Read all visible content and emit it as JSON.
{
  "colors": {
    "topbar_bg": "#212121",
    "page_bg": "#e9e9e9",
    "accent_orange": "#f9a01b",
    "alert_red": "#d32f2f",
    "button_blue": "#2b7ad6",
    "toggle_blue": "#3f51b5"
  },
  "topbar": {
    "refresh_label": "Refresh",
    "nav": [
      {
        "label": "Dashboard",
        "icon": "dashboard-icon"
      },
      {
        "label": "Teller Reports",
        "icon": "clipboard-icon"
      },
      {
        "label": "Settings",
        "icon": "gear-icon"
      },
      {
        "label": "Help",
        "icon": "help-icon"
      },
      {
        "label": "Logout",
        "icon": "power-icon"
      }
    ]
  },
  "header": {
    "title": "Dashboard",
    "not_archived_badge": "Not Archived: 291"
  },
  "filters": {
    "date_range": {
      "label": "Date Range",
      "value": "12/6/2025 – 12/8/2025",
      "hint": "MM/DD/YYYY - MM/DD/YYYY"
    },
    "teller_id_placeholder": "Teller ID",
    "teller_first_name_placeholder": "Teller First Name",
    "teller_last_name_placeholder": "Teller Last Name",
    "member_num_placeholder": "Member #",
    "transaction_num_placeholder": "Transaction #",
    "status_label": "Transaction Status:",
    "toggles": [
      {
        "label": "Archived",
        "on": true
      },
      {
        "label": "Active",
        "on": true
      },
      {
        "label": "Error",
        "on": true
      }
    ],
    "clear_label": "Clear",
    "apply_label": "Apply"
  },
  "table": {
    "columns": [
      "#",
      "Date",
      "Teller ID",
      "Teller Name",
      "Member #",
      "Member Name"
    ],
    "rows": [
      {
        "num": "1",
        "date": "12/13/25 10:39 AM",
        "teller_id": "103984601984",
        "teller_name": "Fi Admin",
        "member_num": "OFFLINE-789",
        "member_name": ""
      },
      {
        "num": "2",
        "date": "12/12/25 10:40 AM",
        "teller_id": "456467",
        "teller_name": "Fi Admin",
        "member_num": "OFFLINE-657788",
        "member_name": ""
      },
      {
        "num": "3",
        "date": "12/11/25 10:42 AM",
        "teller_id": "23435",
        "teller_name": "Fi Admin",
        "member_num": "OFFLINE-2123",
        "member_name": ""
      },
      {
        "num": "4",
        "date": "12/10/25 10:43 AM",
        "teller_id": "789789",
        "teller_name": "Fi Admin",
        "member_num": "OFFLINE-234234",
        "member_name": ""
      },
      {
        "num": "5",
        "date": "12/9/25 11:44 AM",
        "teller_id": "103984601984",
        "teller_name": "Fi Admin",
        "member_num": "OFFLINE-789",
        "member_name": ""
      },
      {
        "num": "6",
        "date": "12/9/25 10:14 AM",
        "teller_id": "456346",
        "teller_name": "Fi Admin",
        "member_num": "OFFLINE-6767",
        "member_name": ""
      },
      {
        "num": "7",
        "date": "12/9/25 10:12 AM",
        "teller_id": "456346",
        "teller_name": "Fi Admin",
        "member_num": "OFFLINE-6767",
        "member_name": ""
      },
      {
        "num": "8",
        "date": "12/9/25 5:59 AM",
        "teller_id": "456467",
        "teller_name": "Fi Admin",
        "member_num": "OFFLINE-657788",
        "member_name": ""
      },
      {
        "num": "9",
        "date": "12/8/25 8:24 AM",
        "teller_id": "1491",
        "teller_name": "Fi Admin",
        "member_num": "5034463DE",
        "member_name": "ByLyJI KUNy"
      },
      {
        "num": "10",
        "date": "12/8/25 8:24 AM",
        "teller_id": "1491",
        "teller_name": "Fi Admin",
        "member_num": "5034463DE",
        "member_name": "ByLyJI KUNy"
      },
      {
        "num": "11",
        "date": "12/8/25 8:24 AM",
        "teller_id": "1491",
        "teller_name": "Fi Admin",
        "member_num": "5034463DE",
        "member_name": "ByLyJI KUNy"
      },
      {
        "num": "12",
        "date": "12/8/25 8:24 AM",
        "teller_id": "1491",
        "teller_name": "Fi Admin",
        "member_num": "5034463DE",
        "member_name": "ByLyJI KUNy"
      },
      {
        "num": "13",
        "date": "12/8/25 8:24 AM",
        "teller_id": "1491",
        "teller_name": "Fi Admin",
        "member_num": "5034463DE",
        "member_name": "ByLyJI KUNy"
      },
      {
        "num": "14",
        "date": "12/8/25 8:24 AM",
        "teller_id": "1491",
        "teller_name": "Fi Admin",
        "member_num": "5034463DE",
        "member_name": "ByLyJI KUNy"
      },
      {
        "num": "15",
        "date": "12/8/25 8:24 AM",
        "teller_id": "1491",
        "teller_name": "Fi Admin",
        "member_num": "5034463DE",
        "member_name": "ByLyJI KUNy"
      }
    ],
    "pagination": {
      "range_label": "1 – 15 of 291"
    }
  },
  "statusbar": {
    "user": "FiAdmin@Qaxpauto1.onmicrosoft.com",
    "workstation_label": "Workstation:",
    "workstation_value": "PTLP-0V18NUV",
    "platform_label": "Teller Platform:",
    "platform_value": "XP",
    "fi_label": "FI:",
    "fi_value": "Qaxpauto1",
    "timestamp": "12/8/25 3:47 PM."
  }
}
--------
STATED EXERCISE -> In the records above, collect each line with "icon".

SOLUTION TO THE EXERCISE ->
        "icon": "dashboard-icon"
        "icon": "clipboard-icon"
        "icon": "gear-icon"
        "icon": "help-icon"
        "icon": "power-icon"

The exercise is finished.